STATED TASK => Rewrite everything from the start of the data down to the line containing "section1-item-3-line1: 3.核实、校对调查结果（以集体为单位，有序地进行，目的是让学生巩 <box>220", swapping "石灰水" for "涂白剂" and keeping all else unchanged.

DATA TO USE =>
------
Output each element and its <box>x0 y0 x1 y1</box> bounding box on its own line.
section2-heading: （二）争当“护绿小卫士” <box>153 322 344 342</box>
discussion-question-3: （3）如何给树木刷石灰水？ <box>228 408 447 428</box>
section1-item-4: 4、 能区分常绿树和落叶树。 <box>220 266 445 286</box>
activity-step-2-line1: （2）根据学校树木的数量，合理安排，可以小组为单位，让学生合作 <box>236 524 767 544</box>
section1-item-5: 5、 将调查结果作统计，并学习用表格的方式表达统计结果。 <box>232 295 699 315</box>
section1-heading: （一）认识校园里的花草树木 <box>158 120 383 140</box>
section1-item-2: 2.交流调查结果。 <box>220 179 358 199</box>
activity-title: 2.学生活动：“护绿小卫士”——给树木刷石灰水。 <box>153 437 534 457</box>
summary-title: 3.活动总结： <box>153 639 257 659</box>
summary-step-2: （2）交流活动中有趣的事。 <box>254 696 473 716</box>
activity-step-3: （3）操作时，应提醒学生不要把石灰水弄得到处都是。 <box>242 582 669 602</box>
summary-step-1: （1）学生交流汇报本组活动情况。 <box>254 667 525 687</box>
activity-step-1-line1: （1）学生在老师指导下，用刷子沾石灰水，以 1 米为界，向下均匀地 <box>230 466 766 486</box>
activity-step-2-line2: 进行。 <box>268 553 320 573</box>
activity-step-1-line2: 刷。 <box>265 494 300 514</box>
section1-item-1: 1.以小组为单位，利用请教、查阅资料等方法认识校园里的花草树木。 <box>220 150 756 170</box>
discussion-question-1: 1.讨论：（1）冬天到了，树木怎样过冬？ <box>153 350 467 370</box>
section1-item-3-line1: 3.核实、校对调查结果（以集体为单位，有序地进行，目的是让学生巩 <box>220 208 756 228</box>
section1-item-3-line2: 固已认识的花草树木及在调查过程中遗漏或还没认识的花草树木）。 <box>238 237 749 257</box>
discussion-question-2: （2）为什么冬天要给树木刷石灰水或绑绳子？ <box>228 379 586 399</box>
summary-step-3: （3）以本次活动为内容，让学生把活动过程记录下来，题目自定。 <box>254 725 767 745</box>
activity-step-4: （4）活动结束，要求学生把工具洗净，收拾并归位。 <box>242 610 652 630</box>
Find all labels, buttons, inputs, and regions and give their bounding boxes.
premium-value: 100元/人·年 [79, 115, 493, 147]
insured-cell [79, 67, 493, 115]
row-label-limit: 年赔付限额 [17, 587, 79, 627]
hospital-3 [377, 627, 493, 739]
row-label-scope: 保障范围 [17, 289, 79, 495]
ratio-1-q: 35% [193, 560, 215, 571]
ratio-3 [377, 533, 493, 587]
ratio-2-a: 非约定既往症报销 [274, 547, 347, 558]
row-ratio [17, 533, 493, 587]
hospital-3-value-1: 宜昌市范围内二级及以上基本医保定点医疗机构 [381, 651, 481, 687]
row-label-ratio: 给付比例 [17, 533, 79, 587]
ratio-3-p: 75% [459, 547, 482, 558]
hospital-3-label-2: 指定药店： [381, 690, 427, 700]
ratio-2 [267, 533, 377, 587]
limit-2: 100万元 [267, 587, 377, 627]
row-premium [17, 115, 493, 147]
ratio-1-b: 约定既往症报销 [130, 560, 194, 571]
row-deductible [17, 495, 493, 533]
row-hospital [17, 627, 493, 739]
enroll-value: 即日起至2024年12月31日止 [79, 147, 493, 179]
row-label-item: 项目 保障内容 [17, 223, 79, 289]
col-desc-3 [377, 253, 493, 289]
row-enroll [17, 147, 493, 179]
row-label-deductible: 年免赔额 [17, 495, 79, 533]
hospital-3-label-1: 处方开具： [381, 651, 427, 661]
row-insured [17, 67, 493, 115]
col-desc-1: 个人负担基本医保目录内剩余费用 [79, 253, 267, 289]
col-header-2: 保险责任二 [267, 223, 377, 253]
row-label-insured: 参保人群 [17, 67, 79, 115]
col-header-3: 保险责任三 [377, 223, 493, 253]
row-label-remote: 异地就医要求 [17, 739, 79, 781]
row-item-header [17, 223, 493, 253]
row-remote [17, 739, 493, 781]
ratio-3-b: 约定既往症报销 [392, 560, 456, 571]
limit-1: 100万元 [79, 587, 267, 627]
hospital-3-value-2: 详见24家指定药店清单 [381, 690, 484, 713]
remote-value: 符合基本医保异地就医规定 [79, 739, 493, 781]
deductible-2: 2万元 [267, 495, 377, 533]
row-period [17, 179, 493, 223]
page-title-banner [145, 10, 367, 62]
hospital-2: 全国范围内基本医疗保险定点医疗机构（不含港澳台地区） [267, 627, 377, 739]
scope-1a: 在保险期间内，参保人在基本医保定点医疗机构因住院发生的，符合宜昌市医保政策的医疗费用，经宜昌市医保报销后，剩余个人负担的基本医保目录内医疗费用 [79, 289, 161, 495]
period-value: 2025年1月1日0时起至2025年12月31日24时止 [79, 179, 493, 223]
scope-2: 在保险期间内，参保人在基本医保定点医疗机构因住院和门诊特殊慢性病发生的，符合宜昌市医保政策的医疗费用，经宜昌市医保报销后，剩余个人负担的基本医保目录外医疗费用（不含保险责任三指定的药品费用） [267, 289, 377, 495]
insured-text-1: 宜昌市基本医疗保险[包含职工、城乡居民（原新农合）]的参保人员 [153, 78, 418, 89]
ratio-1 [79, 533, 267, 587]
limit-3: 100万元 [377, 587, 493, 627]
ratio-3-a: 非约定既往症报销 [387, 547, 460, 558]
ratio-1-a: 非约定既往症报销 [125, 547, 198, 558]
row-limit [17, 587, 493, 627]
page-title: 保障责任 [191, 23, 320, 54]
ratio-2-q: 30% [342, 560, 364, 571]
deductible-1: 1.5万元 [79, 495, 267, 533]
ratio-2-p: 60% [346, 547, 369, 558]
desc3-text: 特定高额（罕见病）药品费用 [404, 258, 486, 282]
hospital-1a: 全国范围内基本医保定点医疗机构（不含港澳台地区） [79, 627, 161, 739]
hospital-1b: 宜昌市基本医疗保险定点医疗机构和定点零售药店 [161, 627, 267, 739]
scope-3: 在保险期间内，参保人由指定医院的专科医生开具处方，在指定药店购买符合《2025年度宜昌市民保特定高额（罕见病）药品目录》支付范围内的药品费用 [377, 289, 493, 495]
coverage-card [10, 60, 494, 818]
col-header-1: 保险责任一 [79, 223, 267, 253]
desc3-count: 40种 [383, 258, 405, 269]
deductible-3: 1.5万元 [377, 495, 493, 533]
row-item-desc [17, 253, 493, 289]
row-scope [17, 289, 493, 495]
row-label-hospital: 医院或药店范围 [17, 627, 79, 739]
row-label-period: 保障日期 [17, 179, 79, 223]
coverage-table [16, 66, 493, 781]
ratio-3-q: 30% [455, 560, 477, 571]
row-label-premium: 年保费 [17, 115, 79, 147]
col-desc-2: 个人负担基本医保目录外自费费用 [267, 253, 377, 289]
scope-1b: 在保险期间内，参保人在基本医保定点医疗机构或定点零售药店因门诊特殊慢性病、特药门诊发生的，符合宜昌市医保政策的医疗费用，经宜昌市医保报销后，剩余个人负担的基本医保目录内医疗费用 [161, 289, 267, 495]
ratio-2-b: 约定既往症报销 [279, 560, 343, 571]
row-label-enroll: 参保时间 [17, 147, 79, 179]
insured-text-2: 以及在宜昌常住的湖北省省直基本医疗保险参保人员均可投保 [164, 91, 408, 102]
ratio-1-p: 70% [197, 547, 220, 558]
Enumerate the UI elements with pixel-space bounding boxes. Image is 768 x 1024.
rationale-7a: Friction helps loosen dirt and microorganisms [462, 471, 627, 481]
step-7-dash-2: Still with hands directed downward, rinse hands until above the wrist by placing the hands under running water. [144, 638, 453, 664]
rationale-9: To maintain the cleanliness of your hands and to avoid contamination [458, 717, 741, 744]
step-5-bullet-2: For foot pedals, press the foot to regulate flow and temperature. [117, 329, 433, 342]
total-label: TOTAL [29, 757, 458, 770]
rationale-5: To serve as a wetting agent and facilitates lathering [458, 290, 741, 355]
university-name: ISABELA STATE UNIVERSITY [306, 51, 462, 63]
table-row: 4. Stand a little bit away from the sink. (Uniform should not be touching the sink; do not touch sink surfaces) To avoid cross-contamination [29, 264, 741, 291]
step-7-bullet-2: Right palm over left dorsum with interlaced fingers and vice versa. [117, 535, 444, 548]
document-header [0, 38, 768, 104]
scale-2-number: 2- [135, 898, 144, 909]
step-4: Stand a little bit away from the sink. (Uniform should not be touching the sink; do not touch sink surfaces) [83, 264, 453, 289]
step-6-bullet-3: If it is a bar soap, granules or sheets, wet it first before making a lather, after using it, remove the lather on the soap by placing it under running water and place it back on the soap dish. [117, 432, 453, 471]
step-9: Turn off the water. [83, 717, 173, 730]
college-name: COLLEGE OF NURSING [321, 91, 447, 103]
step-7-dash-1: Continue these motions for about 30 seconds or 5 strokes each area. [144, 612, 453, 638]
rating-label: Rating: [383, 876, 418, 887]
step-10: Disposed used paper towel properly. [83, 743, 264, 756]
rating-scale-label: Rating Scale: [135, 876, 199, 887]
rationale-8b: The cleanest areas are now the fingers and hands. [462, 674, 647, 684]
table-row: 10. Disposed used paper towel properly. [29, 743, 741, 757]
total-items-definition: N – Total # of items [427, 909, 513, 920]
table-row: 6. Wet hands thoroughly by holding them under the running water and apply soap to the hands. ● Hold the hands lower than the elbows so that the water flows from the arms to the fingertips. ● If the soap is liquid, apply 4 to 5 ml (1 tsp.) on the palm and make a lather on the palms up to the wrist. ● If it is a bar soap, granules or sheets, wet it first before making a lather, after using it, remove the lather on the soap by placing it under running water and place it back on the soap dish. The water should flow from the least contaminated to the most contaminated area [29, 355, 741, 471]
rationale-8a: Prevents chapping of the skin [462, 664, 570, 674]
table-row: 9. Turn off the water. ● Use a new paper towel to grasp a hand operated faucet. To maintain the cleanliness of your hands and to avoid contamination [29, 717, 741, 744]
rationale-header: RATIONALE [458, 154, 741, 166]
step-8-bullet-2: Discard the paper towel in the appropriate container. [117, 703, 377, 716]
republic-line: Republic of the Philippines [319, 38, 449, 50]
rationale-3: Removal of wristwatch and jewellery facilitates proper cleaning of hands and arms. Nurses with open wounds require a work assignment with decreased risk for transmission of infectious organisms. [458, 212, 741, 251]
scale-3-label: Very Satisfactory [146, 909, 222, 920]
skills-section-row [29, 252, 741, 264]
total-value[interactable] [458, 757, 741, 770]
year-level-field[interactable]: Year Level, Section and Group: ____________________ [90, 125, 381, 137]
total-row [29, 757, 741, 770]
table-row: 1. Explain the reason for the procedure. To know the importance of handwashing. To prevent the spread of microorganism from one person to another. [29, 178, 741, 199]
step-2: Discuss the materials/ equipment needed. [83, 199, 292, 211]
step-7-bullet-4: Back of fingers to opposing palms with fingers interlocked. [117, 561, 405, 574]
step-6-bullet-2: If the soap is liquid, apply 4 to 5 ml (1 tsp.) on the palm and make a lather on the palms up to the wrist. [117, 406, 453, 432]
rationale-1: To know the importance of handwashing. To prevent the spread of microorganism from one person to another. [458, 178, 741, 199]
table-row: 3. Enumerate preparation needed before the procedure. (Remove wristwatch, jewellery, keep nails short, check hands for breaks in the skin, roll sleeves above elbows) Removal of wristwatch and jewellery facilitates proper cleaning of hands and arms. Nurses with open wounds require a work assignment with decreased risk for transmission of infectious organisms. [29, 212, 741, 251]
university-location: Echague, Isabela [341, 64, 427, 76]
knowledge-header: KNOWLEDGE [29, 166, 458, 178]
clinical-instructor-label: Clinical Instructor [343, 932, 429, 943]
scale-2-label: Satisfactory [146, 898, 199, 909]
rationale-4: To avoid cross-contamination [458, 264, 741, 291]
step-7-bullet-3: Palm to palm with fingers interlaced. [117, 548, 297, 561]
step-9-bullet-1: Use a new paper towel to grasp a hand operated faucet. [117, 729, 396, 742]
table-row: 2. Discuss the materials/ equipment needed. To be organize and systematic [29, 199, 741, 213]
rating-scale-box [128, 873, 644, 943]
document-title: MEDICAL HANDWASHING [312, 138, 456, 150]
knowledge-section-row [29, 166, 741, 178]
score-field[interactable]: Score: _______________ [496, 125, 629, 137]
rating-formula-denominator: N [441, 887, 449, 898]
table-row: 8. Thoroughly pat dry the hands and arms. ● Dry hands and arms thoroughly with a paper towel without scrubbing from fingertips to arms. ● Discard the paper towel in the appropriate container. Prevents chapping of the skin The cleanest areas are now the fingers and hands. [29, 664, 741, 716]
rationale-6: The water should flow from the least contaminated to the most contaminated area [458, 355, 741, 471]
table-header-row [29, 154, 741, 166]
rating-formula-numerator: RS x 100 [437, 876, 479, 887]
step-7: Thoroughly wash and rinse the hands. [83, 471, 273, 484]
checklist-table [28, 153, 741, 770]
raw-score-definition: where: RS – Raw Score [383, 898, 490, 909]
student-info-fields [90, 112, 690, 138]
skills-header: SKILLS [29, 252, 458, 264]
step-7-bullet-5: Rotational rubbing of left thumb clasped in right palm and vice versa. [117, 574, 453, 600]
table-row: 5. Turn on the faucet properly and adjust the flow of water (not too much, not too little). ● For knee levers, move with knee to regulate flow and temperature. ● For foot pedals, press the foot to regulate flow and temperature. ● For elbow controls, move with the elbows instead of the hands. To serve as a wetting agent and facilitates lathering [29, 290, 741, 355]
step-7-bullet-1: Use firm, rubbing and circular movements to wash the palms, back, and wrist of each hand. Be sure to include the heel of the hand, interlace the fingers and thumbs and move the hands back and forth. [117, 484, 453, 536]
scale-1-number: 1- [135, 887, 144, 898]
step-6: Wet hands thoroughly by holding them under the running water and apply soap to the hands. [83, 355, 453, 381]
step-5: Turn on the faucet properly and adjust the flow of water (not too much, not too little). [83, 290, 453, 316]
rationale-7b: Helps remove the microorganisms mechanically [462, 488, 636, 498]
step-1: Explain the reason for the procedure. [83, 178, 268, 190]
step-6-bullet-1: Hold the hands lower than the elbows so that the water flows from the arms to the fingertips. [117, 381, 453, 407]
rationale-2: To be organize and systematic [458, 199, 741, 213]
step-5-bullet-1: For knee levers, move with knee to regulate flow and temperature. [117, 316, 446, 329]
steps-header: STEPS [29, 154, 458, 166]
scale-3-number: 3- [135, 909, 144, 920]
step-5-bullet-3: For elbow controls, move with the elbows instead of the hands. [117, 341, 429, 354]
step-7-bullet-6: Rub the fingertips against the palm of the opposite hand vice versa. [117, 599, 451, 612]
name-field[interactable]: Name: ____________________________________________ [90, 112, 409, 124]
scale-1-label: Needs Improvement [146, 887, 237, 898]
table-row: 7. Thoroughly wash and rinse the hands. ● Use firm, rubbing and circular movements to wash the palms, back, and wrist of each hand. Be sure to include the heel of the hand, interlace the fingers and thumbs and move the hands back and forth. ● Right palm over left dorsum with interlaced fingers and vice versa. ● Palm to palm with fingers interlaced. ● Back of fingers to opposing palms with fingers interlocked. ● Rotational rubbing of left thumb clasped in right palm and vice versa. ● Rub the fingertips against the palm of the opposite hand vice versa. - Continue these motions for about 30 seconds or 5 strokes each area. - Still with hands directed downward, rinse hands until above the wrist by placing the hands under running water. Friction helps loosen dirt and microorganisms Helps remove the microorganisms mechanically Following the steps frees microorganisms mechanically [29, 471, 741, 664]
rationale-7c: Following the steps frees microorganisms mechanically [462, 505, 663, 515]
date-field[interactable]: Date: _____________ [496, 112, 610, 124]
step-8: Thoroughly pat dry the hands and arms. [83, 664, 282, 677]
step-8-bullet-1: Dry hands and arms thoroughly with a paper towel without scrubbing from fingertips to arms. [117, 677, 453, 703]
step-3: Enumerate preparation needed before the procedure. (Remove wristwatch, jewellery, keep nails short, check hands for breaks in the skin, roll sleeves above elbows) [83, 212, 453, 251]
------
EXERCISE SOLUTION =>
Output each element and its <box>x0 y0 x1 y1</box> bounding box on its own line.
section2-heading: （二）争当“护绿小卫士” <box>153 322 344 342</box>
discussion-question-3: （3）如何给树木刷涂白剂？ <box>228 408 447 428</box>
section1-item-4: 4、 能区分常绿树和落叶树。 <box>220 266 445 286</box>
activity-step-2-line1: （2）根据学校树木的数量，合理安排，可以小组为单位，让学生合作 <box>236 524 767 544</box>
section1-item-5: 5、 将调查结果作统计，并学习用表格的方式表达统计结果。 <box>232 295 699 315</box>
section1-heading: （一）认识校园里的花草树木 <box>158 120 383 140</box>
section1-item-2: 2.交流调查结果。 <box>220 179 358 199</box>
activity-title: 2.学生活动：“护绿小卫士”——给树木刷涂白剂。 <box>153 437 534 457</box>
summary-title: 3.活动总结： <box>153 639 257 659</box>
summary-step-2: （2）交流活动中有趣的事。 <box>254 696 473 716</box>
activity-step-3: （3）操作时，应提醒学生不要把涂白剂弄得到处都是。 <box>242 582 669 602</box>
summary-step-1: （1）学生交流汇报本组活动情况。 <box>254 667 525 687</box>
activity-step-1-line1: （1）学生在老师指导下，用刷子沾涂白剂，以 1 米为界，向下均匀地 <box>230 466 766 486</box>
activity-step-2-line2: 进行。 <box>268 553 320 573</box>
activity-step-1-line2: 刷。 <box>265 494 300 514</box>
section1-item-1: 1.以小组为单位，利用请教、查阅资料等方法认识校园里的花草树木。 <box>220 150 756 170</box>
discussion-question-1: 1.讨论：（1）冬天到了，树木怎样过冬？ <box>153 350 467 370</box>
section1-item-3-line1: 3.核实、校对调查结果（以集体为单位，有序地进行，目的是让学生巩 <box>220 208 756 228</box>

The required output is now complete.